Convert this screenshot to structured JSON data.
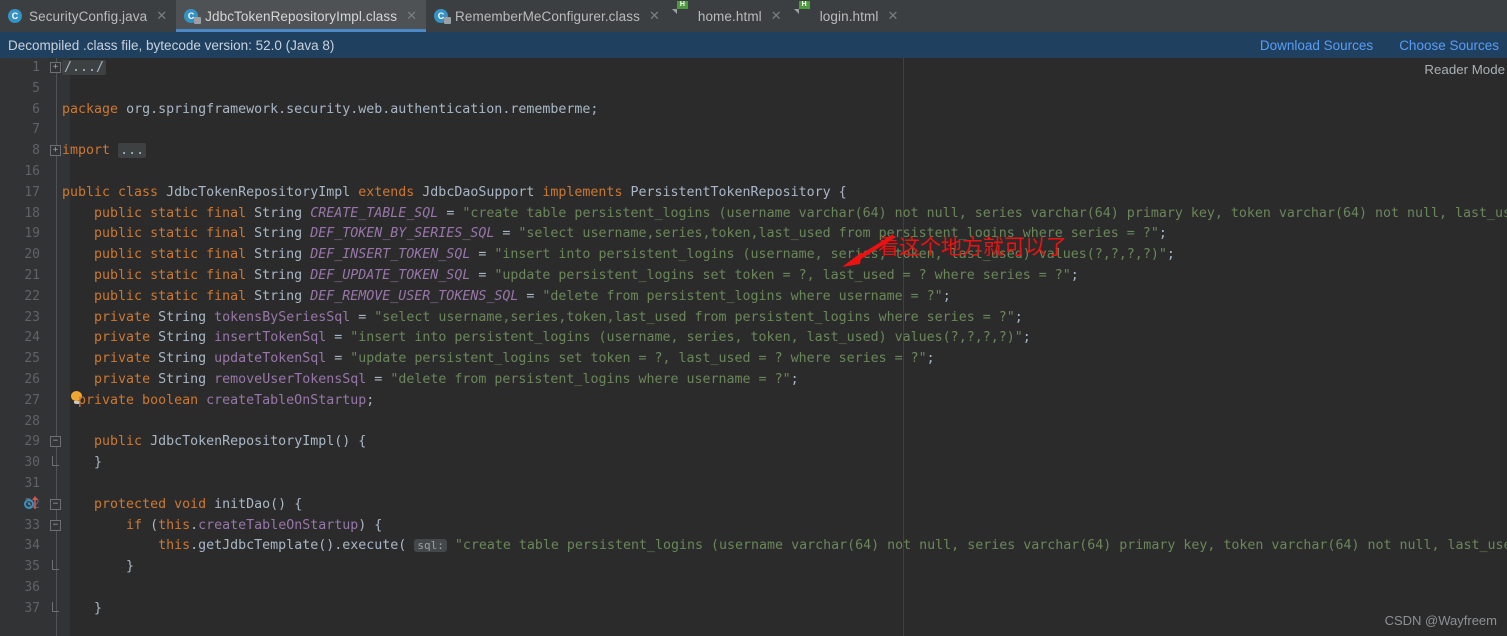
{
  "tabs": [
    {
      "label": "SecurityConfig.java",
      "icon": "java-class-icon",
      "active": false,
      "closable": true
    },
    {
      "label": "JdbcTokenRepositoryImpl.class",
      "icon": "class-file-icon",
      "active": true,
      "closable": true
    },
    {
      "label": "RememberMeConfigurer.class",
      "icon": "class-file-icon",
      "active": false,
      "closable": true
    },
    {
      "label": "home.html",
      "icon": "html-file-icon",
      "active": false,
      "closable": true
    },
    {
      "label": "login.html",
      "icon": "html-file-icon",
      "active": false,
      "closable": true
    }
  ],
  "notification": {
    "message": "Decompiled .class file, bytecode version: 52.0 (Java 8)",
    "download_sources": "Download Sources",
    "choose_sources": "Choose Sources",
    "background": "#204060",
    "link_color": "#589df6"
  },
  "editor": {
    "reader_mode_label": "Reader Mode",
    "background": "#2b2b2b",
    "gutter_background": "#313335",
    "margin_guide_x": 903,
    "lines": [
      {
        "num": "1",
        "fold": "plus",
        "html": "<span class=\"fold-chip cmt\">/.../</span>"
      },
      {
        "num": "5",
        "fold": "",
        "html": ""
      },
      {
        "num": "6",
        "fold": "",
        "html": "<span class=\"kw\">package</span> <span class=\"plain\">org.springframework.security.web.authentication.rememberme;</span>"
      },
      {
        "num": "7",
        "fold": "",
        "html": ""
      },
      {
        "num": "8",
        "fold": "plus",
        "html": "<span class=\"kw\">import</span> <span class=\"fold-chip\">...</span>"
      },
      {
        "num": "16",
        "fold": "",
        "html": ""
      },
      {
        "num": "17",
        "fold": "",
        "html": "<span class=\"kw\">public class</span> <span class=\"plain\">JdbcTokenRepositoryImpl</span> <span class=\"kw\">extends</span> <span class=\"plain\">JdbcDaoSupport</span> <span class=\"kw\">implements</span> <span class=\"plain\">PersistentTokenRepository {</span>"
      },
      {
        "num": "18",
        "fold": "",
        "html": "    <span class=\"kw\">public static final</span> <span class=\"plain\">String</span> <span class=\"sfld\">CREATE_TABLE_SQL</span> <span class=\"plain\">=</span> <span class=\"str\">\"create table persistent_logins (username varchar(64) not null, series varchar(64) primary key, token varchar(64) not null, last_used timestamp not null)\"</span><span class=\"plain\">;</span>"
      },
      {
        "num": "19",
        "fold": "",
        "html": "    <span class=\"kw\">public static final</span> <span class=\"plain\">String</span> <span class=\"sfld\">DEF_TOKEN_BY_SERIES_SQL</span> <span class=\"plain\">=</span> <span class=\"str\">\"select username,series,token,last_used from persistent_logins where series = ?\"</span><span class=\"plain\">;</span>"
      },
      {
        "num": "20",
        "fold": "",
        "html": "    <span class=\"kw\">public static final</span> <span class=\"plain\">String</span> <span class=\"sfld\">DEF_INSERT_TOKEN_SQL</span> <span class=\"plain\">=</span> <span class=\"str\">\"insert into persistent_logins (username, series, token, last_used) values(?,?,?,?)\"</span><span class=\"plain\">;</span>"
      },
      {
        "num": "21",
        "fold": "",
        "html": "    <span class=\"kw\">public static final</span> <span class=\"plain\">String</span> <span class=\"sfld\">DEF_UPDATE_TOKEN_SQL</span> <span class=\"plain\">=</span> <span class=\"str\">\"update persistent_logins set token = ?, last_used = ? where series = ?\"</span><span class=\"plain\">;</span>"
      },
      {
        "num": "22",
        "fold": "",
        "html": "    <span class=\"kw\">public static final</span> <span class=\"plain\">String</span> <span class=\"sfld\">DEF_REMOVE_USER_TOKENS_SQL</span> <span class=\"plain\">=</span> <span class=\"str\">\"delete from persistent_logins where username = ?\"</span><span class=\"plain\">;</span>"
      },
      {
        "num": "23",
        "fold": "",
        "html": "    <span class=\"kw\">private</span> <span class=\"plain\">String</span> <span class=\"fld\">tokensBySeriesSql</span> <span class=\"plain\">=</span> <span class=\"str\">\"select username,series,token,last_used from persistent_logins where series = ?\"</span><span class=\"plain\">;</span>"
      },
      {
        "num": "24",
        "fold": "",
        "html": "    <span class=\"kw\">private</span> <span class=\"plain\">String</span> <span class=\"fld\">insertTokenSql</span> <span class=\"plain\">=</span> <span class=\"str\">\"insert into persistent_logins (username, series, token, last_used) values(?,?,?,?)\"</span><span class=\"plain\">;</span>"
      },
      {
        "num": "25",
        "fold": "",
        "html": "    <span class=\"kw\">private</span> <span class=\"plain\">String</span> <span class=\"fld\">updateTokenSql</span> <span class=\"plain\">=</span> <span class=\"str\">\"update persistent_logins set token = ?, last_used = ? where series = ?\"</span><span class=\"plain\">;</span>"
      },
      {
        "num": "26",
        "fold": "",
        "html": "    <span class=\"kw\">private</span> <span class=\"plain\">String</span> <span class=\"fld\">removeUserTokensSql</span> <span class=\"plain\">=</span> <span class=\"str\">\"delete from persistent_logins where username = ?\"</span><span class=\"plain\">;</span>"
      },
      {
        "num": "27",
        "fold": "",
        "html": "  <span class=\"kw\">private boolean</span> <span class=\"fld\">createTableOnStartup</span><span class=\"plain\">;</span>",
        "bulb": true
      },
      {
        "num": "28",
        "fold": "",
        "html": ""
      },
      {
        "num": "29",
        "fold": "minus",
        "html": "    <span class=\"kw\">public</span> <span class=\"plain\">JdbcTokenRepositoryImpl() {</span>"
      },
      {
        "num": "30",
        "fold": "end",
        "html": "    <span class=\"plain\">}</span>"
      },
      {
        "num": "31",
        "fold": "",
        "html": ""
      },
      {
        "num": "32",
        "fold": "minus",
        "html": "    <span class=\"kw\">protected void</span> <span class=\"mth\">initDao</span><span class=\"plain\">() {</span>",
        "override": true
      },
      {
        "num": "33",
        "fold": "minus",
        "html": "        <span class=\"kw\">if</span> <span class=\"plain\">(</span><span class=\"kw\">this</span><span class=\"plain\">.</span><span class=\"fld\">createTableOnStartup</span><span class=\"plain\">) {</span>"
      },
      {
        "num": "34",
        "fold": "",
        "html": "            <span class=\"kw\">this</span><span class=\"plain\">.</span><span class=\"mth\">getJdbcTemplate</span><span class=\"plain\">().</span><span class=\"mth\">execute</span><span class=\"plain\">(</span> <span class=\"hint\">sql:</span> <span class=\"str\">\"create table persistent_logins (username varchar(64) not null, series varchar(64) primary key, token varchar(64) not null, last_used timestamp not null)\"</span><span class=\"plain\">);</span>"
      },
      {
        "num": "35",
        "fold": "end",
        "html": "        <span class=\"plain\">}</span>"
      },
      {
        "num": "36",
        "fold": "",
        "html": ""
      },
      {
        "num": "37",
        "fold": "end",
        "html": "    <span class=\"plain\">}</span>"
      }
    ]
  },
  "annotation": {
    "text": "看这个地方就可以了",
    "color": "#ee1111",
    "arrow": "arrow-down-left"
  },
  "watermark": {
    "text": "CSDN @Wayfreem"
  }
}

_ _ _ _

Leave out the pictures and print each record exactly as it stands.

* [IN RESPONSE]:
Convert this screenshot to structured JSON data.
{
  "tabs": [
    {
      "label": "SecurityConfig.java",
      "icon": "java-class-icon",
      "active": false,
      "closable": true
    },
    {
      "label": "JdbcTokenRepositoryImpl.class",
      "icon": "class-file-icon",
      "active": true,
      "closable": true
    },
    {
      "label": "RememberMeConfigurer.class",
      "icon": "class-file-icon",
      "active": false,
      "closable": true
    },
    {
      "label": "home.html",
      "icon": "html-file-icon",
      "active": false,
      "closable": true
    },
    {
      "label": "login.html",
      "icon": "html-file-icon",
      "active": false,
      "closable": true
    }
  ],
  "notification": {
    "message": "Decompiled .class file, bytecode version: 52.0 (Java 8)",
    "download_sources": "Download Sources",
    "choose_sources": "Choose Sources",
    "background": "#204060",
    "link_color": "#589df6"
  },
  "editor": {
    "reader_mode_label": "Reader Mode",
    "background": "#2b2b2b",
    "gutter_background": "#313335",
    "margin_guide_x": 903,
    "lines": [
      {
        "num": "1",
        "fold": "plus",
        "html": "<span class=\"fold-chip cmt\">/.../</span>"
      },
      {
        "num": "5",
        "fold": "",
        "html": ""
      },
      {
        "num": "6",
        "fold": "",
        "html": "<span class=\"kw\">package</span> <span class=\"plain\">org.springframework.security.web.authentication.rememberme;</span>"
      },
      {
        "num": "7",
        "fold": "",
        "html": ""
      },
      {
        "num": "8",
        "fold": "plus",
        "html": "<span class=\"kw\">import</span> <span class=\"fold-chip\">...</span>"
      },
      {
        "num": "16",
        "fold": "",
        "html": ""
      },
      {
        "num": "17",
        "fold": "",
        "html": "<span class=\"kw\">public class</span> <span class=\"plain\">JdbcTokenRepositoryImpl</span> <span class=\"kw\">extends</span> <span class=\"plain\">JdbcDaoSupport</span> <span class=\"kw\">implements</span> <span class=\"plain\">PersistentTokenRepository {</span>"
      },
      {
        "num": "18",
        "fold": "",
        "html": "    <span class=\"kw\">public static final</span> <span class=\"plain\">String</span> <span class=\"sfld\">CREATE_TABLE_SQL</span> <span class=\"plain\">=</span> <span class=\"str\">\"create table persistent_logins (username varchar(64) not null, series varchar(64) primary key, token varchar(64) not null, last_used timestamp not null)\"</span><span class=\"plain\">;</span>"
      },
      {
        "num": "19",
        "fold": "",
        "html": "    <span class=\"kw\">public static final</span> <span class=\"plain\">String</span> <span class=\"sfld\">DEF_TOKEN_BY_SERIES_SQL</span> <span class=\"plain\">=</span> <span class=\"str\">\"select username,series,token,last_used from persistent_logins where series = ?\"</span><span class=\"plain\">;</span>"
      },
      {
        "num": "20",
        "fold": "",
        "html": "    <span class=\"kw\">public static final</span> <span class=\"plain\">String</span> <span class=\"sfld\">DEF_INSERT_TOKEN_SQL</span> <span class=\"plain\">=</span> <span class=\"str\">\"insert into persistent_logins (username, series, token, last_used) values(?,?,?,?)\"</span><span class=\"plain\">;</span>"
      },
      {
        "num": "21",
        "fold": "",
        "html": "    <span class=\"kw\">public static final</span> <span class=\"plain\">String</span> <span class=\"sfld\">DEF_UPDATE_TOKEN_SQL</span> <span class=\"plain\">=</span> <span class=\"str\">\"update persistent_logins set token = ?, last_used = ? where series = ?\"</span><span class=\"plain\">;</span>"
      },
      {
        "num": "22",
        "fold": "",
        "html": "    <span class=\"kw\">public static final</span> <span class=\"plain\">String</span> <span class=\"sfld\">DEF_REMOVE_USER_TOKENS_SQL</span> <span class=\"plain\">=</span> <span class=\"str\">\"delete from persistent_logins where username = ?\"</span><span class=\"plain\">;</span>"
      },
      {
        "num": "23",
        "fold": "",
        "html": "    <span class=\"kw\">private</span> <span class=\"plain\">String</span> <span class=\"fld\">tokensBySeriesSql</span> <span class=\"plain\">=</span> <span class=\"str\">\"select username,series,token,last_used from persistent_logins where series = ?\"</span><span class=\"plain\">;</span>"
      },
      {
        "num": "24",
        "fold": "",
        "html": "    <span class=\"kw\">private</span> <span class=\"plain\">String</span> <span class=\"fld\">insertTokenSql</span> <span class=\"plain\">=</span> <span class=\"str\">\"insert into persistent_logins (username, series, token, last_used) values(?,?,?,?)\"</span><span class=\"plain\">;</span>"
      },
      {
        "num": "25",
        "fold": "",
        "html": "    <span class=\"kw\">private</span> <span class=\"plain\">String</span> <span class=\"fld\">updateTokenSql</span> <span class=\"plain\">=</span> <span class=\"str\">\"update persistent_logins set token = ?, last_used = ? where series = ?\"</span><span class=\"plain\">;</span>"
      },
      {
        "num": "26",
        "fold": "",
        "html": "    <span class=\"kw\">private</span> <span class=\"plain\">String</span> <span class=\"fld\">removeUserTokensSql</span> <span class=\"plain\">=</span> <span class=\"str\">\"delete from persistent_logins where username = ?\"</span><span class=\"plain\">;</span>"
      },
      {
        "num": "27",
        "fold": "",
        "html": "  <span class=\"kw\">private boolean</span> <span class=\"fld\">createTableOnStartup</span><span class=\"plain\">;</span>",
        "bulb": true
      },
      {
        "num": "28",
        "fold": "",
        "html": ""
      },
      {
        "num": "29",
        "fold": "minus",
        "html": "    <span class=\"kw\">public</span> <span class=\"plain\">JdbcTokenRepositoryImpl() {</span>"
      },
      {
        "num": "30",
        "fold": "end",
        "html": "    <span class=\"plain\">}</span>"
      },
      {
        "num": "31",
        "fold": "",
        "html": ""
      },
      {
        "num": "32",
        "fold": "minus",
        "html": "    <span class=\"kw\">protected void</span> <span class=\"mth\">initDao</span><span class=\"plain\">() {</span>",
        "override": true
      },
      {
        "num": "33",
        "fold": "minus",
        "html": "        <span class=\"kw\">if</span> <span class=\"plain\">(</span><span class=\"kw\">this</span><span class=\"plain\">.</span><span class=\"fld\">createTableOnStartup</span><span class=\"plain\">) {</span>"
      },
      {
        "num": "34",
        "fold": "",
        "html": "            <span class=\"kw\">this</span><span class=\"plain\">.</span><span class=\"mth\">getJdbcTemplate</span><span class=\"plain\">().</span><span class=\"mth\">execute</span><span class=\"plain\">(</span> <span class=\"hint\">sql:</span> <span class=\"str\">\"create table persistent_logins (username varchar(64) not null, series varchar(64) primary key, token varchar(64) not null, last_used timestamp not null)\"</span><span class=\"plain\">);</span>"
      },
      {
        "num": "35",
        "fold": "end",
        "html": "        <span class=\"plain\">}</span>"
      },
      {
        "num": "36",
        "fold": "",
        "html": ""
      },
      {
        "num": "37",
        "fold": "end",
        "html": "    <span class=\"plain\">}</span>"
      }
    ]
  },
  "annotation": {
    "text": "看这个地方就可以了",
    "color": "#ee1111",
    "arrow": "arrow-down-left"
  },
  "watermark": {
    "text": "CSDN @Wayfreem"
  }
}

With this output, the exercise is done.